[Dataset rows about figures]
--- Begin ---

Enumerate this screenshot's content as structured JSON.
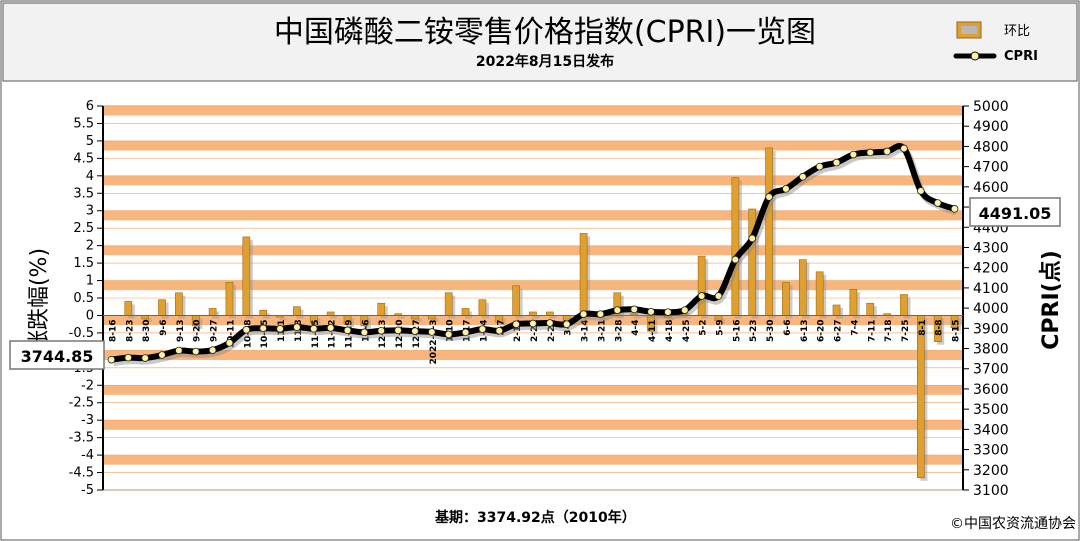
{
  "header": {
    "title": "中国磷酸二铵零售价格指数(CPRI)一览图",
    "subtitle": "2022年8月15日发布"
  },
  "legend": {
    "bar_label": "环比",
    "line_label": "CPRI"
  },
  "footer": {
    "base_text": "基期：3374.92点（2010年）",
    "copyright": "©中国农资流通协会"
  },
  "colors": {
    "band_orange": "#f8b57e",
    "bar_fill": "#e0a030",
    "line": "#000000",
    "marker_fill": "#fff2a8"
  },
  "chart_data": {
    "type": "bar+line",
    "categories": [
      "8-16",
      "8-23",
      "8-30",
      "9-6",
      "9-13",
      "9-20",
      "9-27",
      "10-11",
      "10-18",
      "10-25",
      "11-1",
      "11-8",
      "11-15",
      "11-22",
      "11-29",
      "12-6",
      "12-13",
      "12-20",
      "12-27",
      "2022-1-3",
      "1-10",
      "1-17",
      "1-24",
      "2-7",
      "2-14",
      "2-21",
      "2-28",
      "3-7",
      "3-14",
      "3-21",
      "3-28",
      "4-4",
      "4-11",
      "4-18",
      "4-25",
      "5-2",
      "5-9",
      "5-16",
      "5-23",
      "5-30",
      "6-6",
      "6-13",
      "6-20",
      "6-27",
      "7-4",
      "7-11",
      "7-18",
      "7-25",
      "8-1",
      "8-8",
      "8-15"
    ],
    "series": [
      {
        "name": "环比",
        "axis": "left",
        "values": [
          0,
          0.4,
          -0.1,
          0.45,
          0.65,
          -0.3,
          0.2,
          0.95,
          2.25,
          0.15,
          -0.05,
          0.25,
          -0.2,
          0.1,
          -0.25,
          -0.3,
          0.35,
          0.05,
          -0.1,
          -0.1,
          0.65,
          0.2,
          0.45,
          -0.2,
          0.85,
          0.1,
          0.1,
          -0.2,
          2.35,
          -0.05,
          0.65,
          0.05,
          -0.45,
          -0.05,
          0.05,
          1.7,
          -0.15,
          3.95,
          3.05,
          4.8,
          0.95,
          1.6,
          1.25,
          0.3,
          0.75,
          0.35,
          0.05,
          0.6,
          -4.65,
          -0.75,
          -0.35
        ]
      },
      {
        "name": "CPRI",
        "axis": "right",
        "values": [
          3744.85,
          3755,
          3753,
          3768,
          3790,
          3785,
          3792,
          3828,
          3893,
          3900,
          3898,
          3906,
          3898,
          3902,
          3890,
          3880,
          3888,
          3890,
          3886,
          3882,
          3870,
          3880,
          3896,
          3888,
          3920,
          3924,
          3926,
          3920,
          3970,
          3970,
          3990,
          3994,
          3982,
          3980,
          3990,
          4060,
          4060,
          4240,
          4345,
          4550,
          4590,
          4650,
          4700,
          4720,
          4760,
          4770,
          4775,
          4790,
          4580,
          4520,
          4491.05
        ]
      }
    ],
    "start_label": "3744.85",
    "end_label": "4491.05",
    "y_left": {
      "label": "涨跌幅(%)",
      "min": -5,
      "max": 6,
      "step": 0.5
    },
    "y_right": {
      "label": "CPRI(点)",
      "min": 3100,
      "max": 5000,
      "step": 100
    },
    "legend_position": "top-right",
    "grid": "horizontal orange bands"
  }
}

--- End ---

**WHAT YOU ARE ASKED TO DO**
Write the material out again exactly as it appears, dropping the pictures.

**CORRECT OUTPUT**
Enumerate this screenshot's content as structured JSON.
{
  "header": {
    "title": "中国磷酸二铵零售价格指数(CPRI)一览图",
    "subtitle": "2022年8月15日发布"
  },
  "legend": {
    "bar_label": "环比",
    "line_label": "CPRI"
  },
  "footer": {
    "base_text": "基期：3374.92点（2010年）",
    "copyright": "©中国农资流通协会"
  },
  "colors": {
    "band_orange": "#f8b57e",
    "bar_fill": "#e0a030",
    "line": "#000000",
    "marker_fill": "#fff2a8"
  },
  "chart_data": {
    "type": "bar+line",
    "categories": [
      "8-16",
      "8-23",
      "8-30",
      "9-6",
      "9-13",
      "9-20",
      "9-27",
      "10-11",
      "10-18",
      "10-25",
      "11-1",
      "11-8",
      "11-15",
      "11-22",
      "11-29",
      "12-6",
      "12-13",
      "12-20",
      "12-27",
      "2022-1-3",
      "1-10",
      "1-17",
      "1-24",
      "2-7",
      "2-14",
      "2-21",
      "2-28",
      "3-7",
      "3-14",
      "3-21",
      "3-28",
      "4-4",
      "4-11",
      "4-18",
      "4-25",
      "5-2",
      "5-9",
      "5-16",
      "5-23",
      "5-30",
      "6-6",
      "6-13",
      "6-20",
      "6-27",
      "7-4",
      "7-11",
      "7-18",
      "7-25",
      "8-1",
      "8-8",
      "8-15"
    ],
    "series": [
      {
        "name": "环比",
        "axis": "left",
        "values": [
          0,
          0.4,
          -0.1,
          0.45,
          0.65,
          -0.3,
          0.2,
          0.95,
          2.25,
          0.15,
          -0.05,
          0.25,
          -0.2,
          0.1,
          -0.25,
          -0.3,
          0.35,
          0.05,
          -0.1,
          -0.1,
          0.65,
          0.2,
          0.45,
          -0.2,
          0.85,
          0.1,
          0.1,
          -0.2,
          2.35,
          -0.05,
          0.65,
          0.05,
          -0.45,
          -0.05,
          0.05,
          1.7,
          -0.15,
          3.95,
          3.05,
          4.8,
          0.95,
          1.6,
          1.25,
          0.3,
          0.75,
          0.35,
          0.05,
          0.6,
          -4.65,
          -0.75,
          -0.35
        ]
      },
      {
        "name": "CPRI",
        "axis": "right",
        "values": [
          3744.85,
          3755,
          3753,
          3768,
          3790,
          3785,
          3792,
          3828,
          3893,
          3900,
          3898,
          3906,
          3898,
          3902,
          3890,
          3880,
          3888,
          3890,
          3886,
          3882,
          3870,
          3880,
          3896,
          3888,
          3920,
          3924,
          3926,
          3920,
          3970,
          3970,
          3990,
          3994,
          3982,
          3980,
          3990,
          4060,
          4060,
          4240,
          4345,
          4550,
          4590,
          4650,
          4700,
          4720,
          4760,
          4770,
          4775,
          4790,
          4580,
          4520,
          4491.05
        ]
      }
    ],
    "start_label": "3744.85",
    "end_label": "4491.05",
    "y_left": {
      "label": "涨跌幅(%)",
      "min": -5,
      "max": 6,
      "step": 0.5
    },
    "y_right": {
      "label": "CPRI(点)",
      "min": 3100,
      "max": 5000,
      "step": 100
    },
    "legend_position": "top-right",
    "grid": "horizontal orange bands"
  }
}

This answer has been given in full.